DATA IN THIS EXERCISE:
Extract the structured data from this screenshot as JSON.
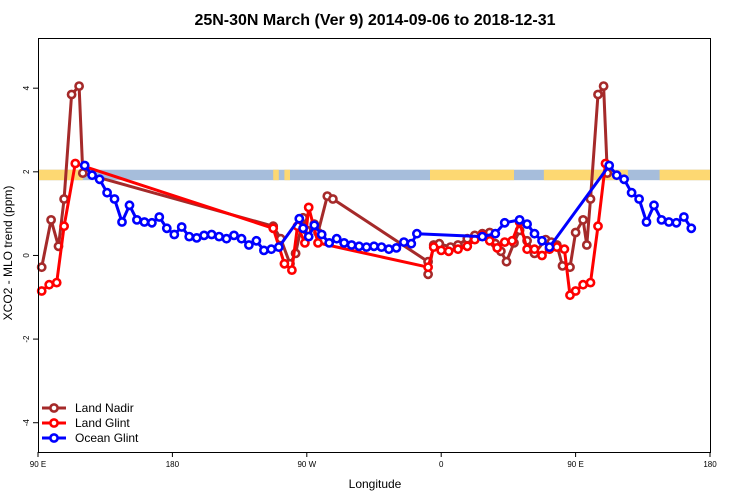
{
  "chart_data": {
    "type": "line",
    "title": "25N-30N March (Ver 9)   2014-09-06 to 2018-12-31",
    "xlabel": "Longitude",
    "ylabel": "XCO2 - MLO trend (ppm)",
    "xlim": [
      90,
      450
    ],
    "ylim": [
      -4.7,
      5.2
    ],
    "x_ticks": [
      {
        "value": 90,
        "label": "90 E"
      },
      {
        "value": 162,
        "label": "180"
      },
      {
        "value": 234,
        "label": "90 W"
      },
      {
        "value": 306,
        "label": "0"
      },
      {
        "value": 378,
        "label": "90 E"
      },
      {
        "value": 450,
        "label": "180"
      }
    ],
    "y_ticks": [
      {
        "value": -4,
        "label": "-4"
      },
      {
        "value": -2,
        "label": "-2"
      },
      {
        "value": 0,
        "label": "0"
      },
      {
        "value": 2,
        "label": "2"
      },
      {
        "value": 4,
        "label": "4"
      }
    ],
    "grid": false,
    "legend_position": "bottom-left",
    "land_mask_band": {
      "y_range": [
        1.8,
        2.05
      ],
      "ocean_color": "#a6bddb",
      "land_color": "#fdd872",
      "land_segments": [
        [
          90,
          114
        ],
        [
          216,
          219
        ],
        [
          222,
          225
        ],
        [
          300,
          345
        ],
        [
          361,
          406
        ],
        [
          423,
          450
        ]
      ]
    },
    "series": [
      {
        "name": "Land Nadir",
        "color": "#a52a2a",
        "points": [
          [
            92,
            -0.28
          ],
          [
            97,
            0.85
          ],
          [
            101,
            0.22
          ],
          [
            104,
            1.35
          ],
          [
            108,
            3.85
          ],
          [
            112,
            4.05
          ],
          [
            114,
            1.97
          ],
          [
            216,
            0.7
          ],
          [
            220,
            0.4
          ],
          [
            225,
            -0.2
          ],
          [
            228,
            0.05
          ],
          [
            232,
            0.9
          ],
          [
            234,
            0.6
          ],
          [
            238,
            0.75
          ],
          [
            240,
            0.55
          ],
          [
            245,
            1.42
          ],
          [
            248,
            1.35
          ],
          [
            299,
            -0.15
          ],
          [
            299,
            -0.45
          ],
          [
            302,
            0.25
          ],
          [
            305,
            0.28
          ],
          [
            311,
            0.2
          ],
          [
            315,
            0.25
          ],
          [
            320,
            0.4
          ],
          [
            324,
            0.48
          ],
          [
            328,
            0.52
          ],
          [
            332,
            0.55
          ],
          [
            335,
            0.28
          ],
          [
            338,
            0.1
          ],
          [
            341,
            -0.15
          ],
          [
            345,
            0.3
          ],
          [
            348,
            0.6
          ],
          [
            352,
            0.35
          ],
          [
            356,
            0.05
          ],
          [
            362,
            0.38
          ],
          [
            365,
            0.32
          ],
          [
            368,
            0.25
          ],
          [
            371,
            -0.25
          ],
          [
            375,
            -0.28
          ],
          [
            378,
            0.55
          ],
          [
            382,
            0.85
          ],
          [
            384,
            0.25
          ],
          [
            386,
            1.35
          ],
          [
            390,
            3.85
          ],
          [
            393,
            4.05
          ],
          [
            395,
            1.97
          ]
        ]
      },
      {
        "name": "Land Glint",
        "color": "#ff0000",
        "points": [
          [
            92,
            -0.85
          ],
          [
            96,
            -0.7
          ],
          [
            100,
            -0.65
          ],
          [
            104,
            0.7
          ],
          [
            110,
            2.2
          ],
          [
            216,
            0.65
          ],
          [
            222,
            -0.2
          ],
          [
            226,
            -0.35
          ],
          [
            229,
            0.7
          ],
          [
            233,
            0.3
          ],
          [
            235,
            1.15
          ],
          [
            240,
            0.3
          ],
          [
            299,
            -0.28
          ],
          [
            302,
            0.2
          ],
          [
            306,
            0.12
          ],
          [
            310,
            0.1
          ],
          [
            315,
            0.15
          ],
          [
            320,
            0.22
          ],
          [
            324,
            0.38
          ],
          [
            328,
            0.48
          ],
          [
            332,
            0.35
          ],
          [
            336,
            0.18
          ],
          [
            340,
            0.32
          ],
          [
            344,
            0.35
          ],
          [
            348,
            0.8
          ],
          [
            352,
            0.15
          ],
          [
            356,
            0.15
          ],
          [
            360,
            0.0
          ],
          [
            364,
            0.15
          ],
          [
            368,
            0.2
          ],
          [
            372,
            0.15
          ],
          [
            375,
            -0.95
          ],
          [
            378,
            -0.85
          ],
          [
            382,
            -0.7
          ],
          [
            386,
            -0.65
          ],
          [
            390,
            0.7
          ],
          [
            394,
            2.2
          ]
        ]
      },
      {
        "name": "Ocean Glint",
        "color": "#0000ff",
        "points": [
          [
            115,
            2.15
          ],
          [
            119,
            1.92
          ],
          [
            123,
            1.82
          ],
          [
            127,
            1.5
          ],
          [
            131,
            1.35
          ],
          [
            135,
            0.8
          ],
          [
            139,
            1.2
          ],
          [
            143,
            0.85
          ],
          [
            147,
            0.8
          ],
          [
            151,
            0.78
          ],
          [
            155,
            0.92
          ],
          [
            159,
            0.65
          ],
          [
            163,
            0.5
          ],
          [
            167,
            0.68
          ],
          [
            171,
            0.45
          ],
          [
            175,
            0.42
          ],
          [
            179,
            0.48
          ],
          [
            183,
            0.5
          ],
          [
            187,
            0.45
          ],
          [
            191,
            0.4
          ],
          [
            195,
            0.48
          ],
          [
            199,
            0.4
          ],
          [
            203,
            0.25
          ],
          [
            207,
            0.35
          ],
          [
            211,
            0.12
          ],
          [
            215,
            0.15
          ],
          [
            219,
            0.2
          ],
          [
            230,
            0.88
          ],
          [
            232,
            0.65
          ],
          [
            235,
            0.45
          ],
          [
            238,
            0.72
          ],
          [
            242,
            0.5
          ],
          [
            246,
            0.3
          ],
          [
            250,
            0.4
          ],
          [
            254,
            0.3
          ],
          [
            258,
            0.25
          ],
          [
            262,
            0.22
          ],
          [
            266,
            0.2
          ],
          [
            270,
            0.22
          ],
          [
            274,
            0.2
          ],
          [
            278,
            0.15
          ],
          [
            282,
            0.18
          ],
          [
            286,
            0.32
          ],
          [
            290,
            0.28
          ],
          [
            293,
            0.52
          ],
          [
            328,
            0.45
          ],
          [
            335,
            0.52
          ],
          [
            340,
            0.78
          ],
          [
            348,
            0.85
          ],
          [
            352,
            0.75
          ],
          [
            356,
            0.52
          ],
          [
            360,
            0.35
          ],
          [
            364,
            0.2
          ],
          [
            396,
            2.15
          ],
          [
            400,
            1.92
          ],
          [
            404,
            1.82
          ],
          [
            408,
            1.5
          ],
          [
            412,
            1.35
          ],
          [
            416,
            0.8
          ],
          [
            420,
            1.2
          ],
          [
            424,
            0.85
          ],
          [
            428,
            0.8
          ],
          [
            432,
            0.78
          ],
          [
            436,
            0.92
          ],
          [
            440,
            0.65
          ]
        ]
      }
    ]
  }
}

EXERCISE PROMPT: Look through the entries above and list every line containing "value".

WRITTEN ANSWER:
        "value": 90,
        "value": 162,
        "value": 234,
        "value": 306,
        "value": 378,
        "value": 450,
        "value": -4,
        "value": -2,
        "value": 0,
        "value": 2,
        "value": 4,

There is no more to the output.